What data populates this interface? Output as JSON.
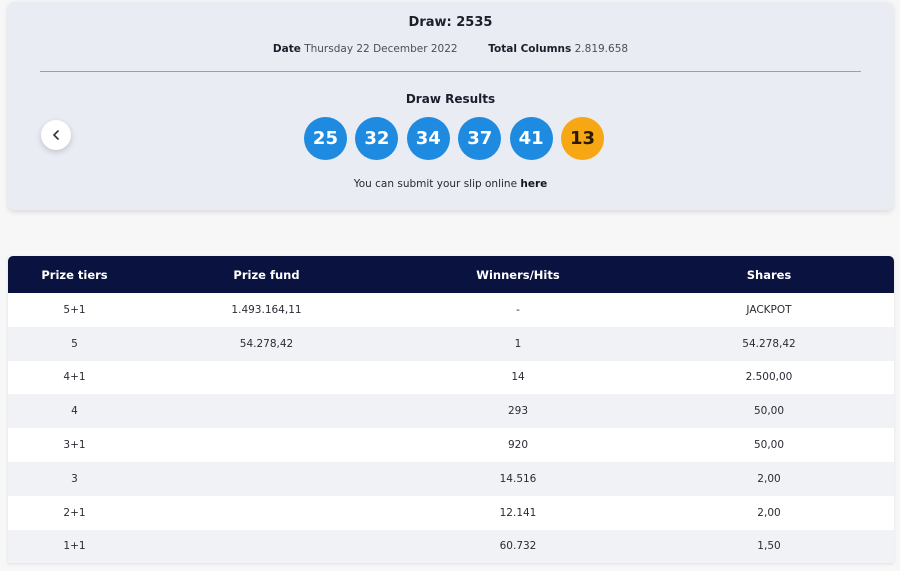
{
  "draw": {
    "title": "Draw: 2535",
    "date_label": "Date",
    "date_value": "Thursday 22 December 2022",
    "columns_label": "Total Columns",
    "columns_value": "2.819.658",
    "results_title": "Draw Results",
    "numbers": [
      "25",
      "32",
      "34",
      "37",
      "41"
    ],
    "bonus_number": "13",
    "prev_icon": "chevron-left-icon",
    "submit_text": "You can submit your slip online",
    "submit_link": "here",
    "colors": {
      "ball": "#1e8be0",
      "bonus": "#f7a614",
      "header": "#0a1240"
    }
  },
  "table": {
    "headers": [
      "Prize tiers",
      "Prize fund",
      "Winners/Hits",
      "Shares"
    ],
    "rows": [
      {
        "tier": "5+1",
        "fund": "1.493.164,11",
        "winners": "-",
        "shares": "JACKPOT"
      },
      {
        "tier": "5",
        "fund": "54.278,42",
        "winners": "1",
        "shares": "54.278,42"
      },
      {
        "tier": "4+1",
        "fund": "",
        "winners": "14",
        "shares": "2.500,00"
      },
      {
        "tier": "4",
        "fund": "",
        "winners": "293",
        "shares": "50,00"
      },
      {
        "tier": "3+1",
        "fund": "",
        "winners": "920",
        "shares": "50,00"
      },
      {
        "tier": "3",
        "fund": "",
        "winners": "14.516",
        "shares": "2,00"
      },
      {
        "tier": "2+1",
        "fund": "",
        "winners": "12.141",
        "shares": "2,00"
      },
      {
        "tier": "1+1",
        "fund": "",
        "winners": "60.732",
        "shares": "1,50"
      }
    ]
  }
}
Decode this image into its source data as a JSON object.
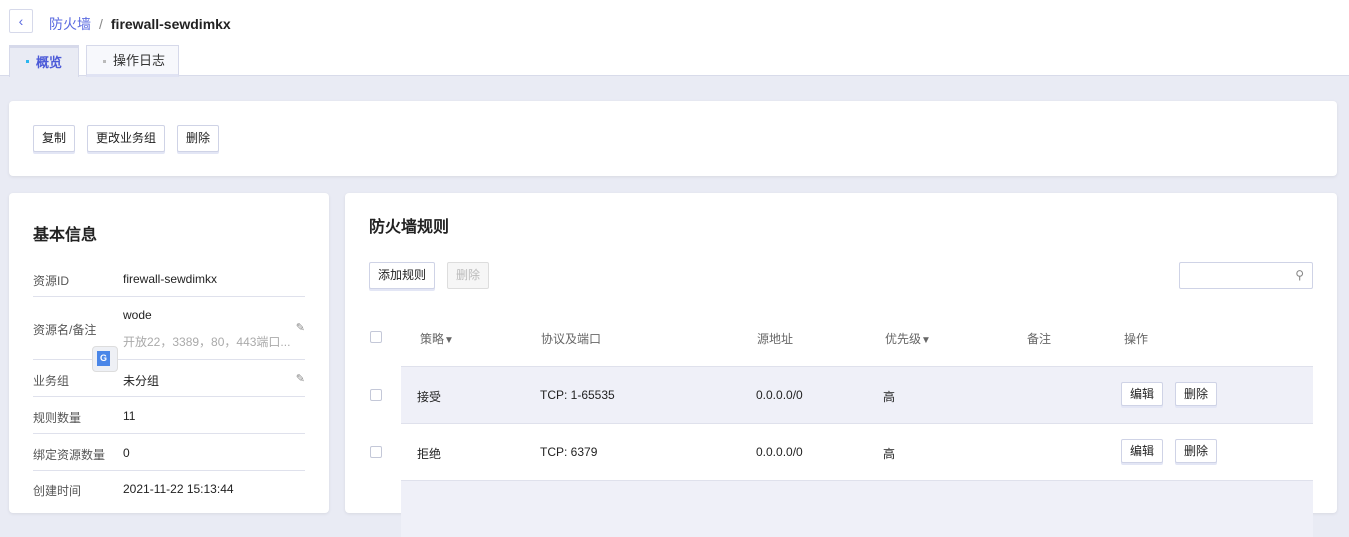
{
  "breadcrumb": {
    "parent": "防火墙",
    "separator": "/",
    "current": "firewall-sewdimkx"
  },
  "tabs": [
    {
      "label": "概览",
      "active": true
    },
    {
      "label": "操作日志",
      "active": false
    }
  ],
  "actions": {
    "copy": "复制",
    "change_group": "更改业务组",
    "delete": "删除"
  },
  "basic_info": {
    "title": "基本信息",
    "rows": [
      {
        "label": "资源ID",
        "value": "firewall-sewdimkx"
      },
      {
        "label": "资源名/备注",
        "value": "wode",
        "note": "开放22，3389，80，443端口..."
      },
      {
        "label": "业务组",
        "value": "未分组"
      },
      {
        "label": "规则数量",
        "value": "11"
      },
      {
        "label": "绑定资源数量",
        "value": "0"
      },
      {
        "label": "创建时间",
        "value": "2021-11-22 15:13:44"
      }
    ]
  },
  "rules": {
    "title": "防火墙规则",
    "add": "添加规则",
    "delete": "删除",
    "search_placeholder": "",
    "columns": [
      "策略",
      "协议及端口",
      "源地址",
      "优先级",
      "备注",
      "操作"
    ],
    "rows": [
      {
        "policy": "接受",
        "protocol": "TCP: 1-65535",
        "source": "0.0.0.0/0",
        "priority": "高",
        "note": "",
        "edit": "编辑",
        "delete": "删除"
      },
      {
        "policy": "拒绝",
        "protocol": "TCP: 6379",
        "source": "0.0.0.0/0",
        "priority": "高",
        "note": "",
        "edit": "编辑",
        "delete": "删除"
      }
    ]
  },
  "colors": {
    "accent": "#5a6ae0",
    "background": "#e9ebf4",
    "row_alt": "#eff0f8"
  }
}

The task: Leave the pictures out and reproduce each record exactly as written.

Expected answer:
What data populates this interface? Output as JSON.
{
  "draw": {
    "title": "Draw: 2535",
    "date_label": "Date",
    "date_value": "Thursday 22 December 2022",
    "columns_label": "Total Columns",
    "columns_value": "2.819.658",
    "results_title": "Draw Results",
    "numbers": [
      "25",
      "32",
      "34",
      "37",
      "41"
    ],
    "bonus_number": "13",
    "prev_icon": "chevron-left-icon",
    "submit_text": "You can submit your slip online",
    "submit_link": "here",
    "colors": {
      "ball": "#1e8be0",
      "bonus": "#f7a614",
      "header": "#0a1240"
    }
  },
  "table": {
    "headers": [
      "Prize tiers",
      "Prize fund",
      "Winners/Hits",
      "Shares"
    ],
    "rows": [
      {
        "tier": "5+1",
        "fund": "1.493.164,11",
        "winners": "-",
        "shares": "JACKPOT"
      },
      {
        "tier": "5",
        "fund": "54.278,42",
        "winners": "1",
        "shares": "54.278,42"
      },
      {
        "tier": "4+1",
        "fund": "",
        "winners": "14",
        "shares": "2.500,00"
      },
      {
        "tier": "4",
        "fund": "",
        "winners": "293",
        "shares": "50,00"
      },
      {
        "tier": "3+1",
        "fund": "",
        "winners": "920",
        "shares": "50,00"
      },
      {
        "tier": "3",
        "fund": "",
        "winners": "14.516",
        "shares": "2,00"
      },
      {
        "tier": "2+1",
        "fund": "",
        "winners": "12.141",
        "shares": "2,00"
      },
      {
        "tier": "1+1",
        "fund": "",
        "winners": "60.732",
        "shares": "1,50"
      }
    ]
  }
}
Decode this image into its source data as a JSON object.
{
  "breadcrumb": {
    "parent": "防火墙",
    "separator": "/",
    "current": "firewall-sewdimkx"
  },
  "tabs": [
    {
      "label": "概览",
      "active": true
    },
    {
      "label": "操作日志",
      "active": false
    }
  ],
  "actions": {
    "copy": "复制",
    "change_group": "更改业务组",
    "delete": "删除"
  },
  "basic_info": {
    "title": "基本信息",
    "rows": [
      {
        "label": "资源ID",
        "value": "firewall-sewdimkx"
      },
      {
        "label": "资源名/备注",
        "value": "wode",
        "note": "开放22，3389，80，443端口..."
      },
      {
        "label": "业务组",
        "value": "未分组"
      },
      {
        "label": "规则数量",
        "value": "11"
      },
      {
        "label": "绑定资源数量",
        "value": "0"
      },
      {
        "label": "创建时间",
        "value": "2021-11-22 15:13:44"
      }
    ]
  },
  "rules": {
    "title": "防火墙规则",
    "add": "添加规则",
    "delete": "删除",
    "search_placeholder": "",
    "columns": [
      "策略",
      "协议及端口",
      "源地址",
      "优先级",
      "备注",
      "操作"
    ],
    "rows": [
      {
        "policy": "接受",
        "protocol": "TCP: 1-65535",
        "source": "0.0.0.0/0",
        "priority": "高",
        "note": "",
        "edit": "编辑",
        "delete": "删除"
      },
      {
        "policy": "拒绝",
        "protocol": "TCP: 6379",
        "source": "0.0.0.0/0",
        "priority": "高",
        "note": "",
        "edit": "编辑",
        "delete": "删除"
      }
    ]
  },
  "colors": {
    "accent": "#5a6ae0",
    "background": "#e9ebf4",
    "row_alt": "#eff0f8"
  }
}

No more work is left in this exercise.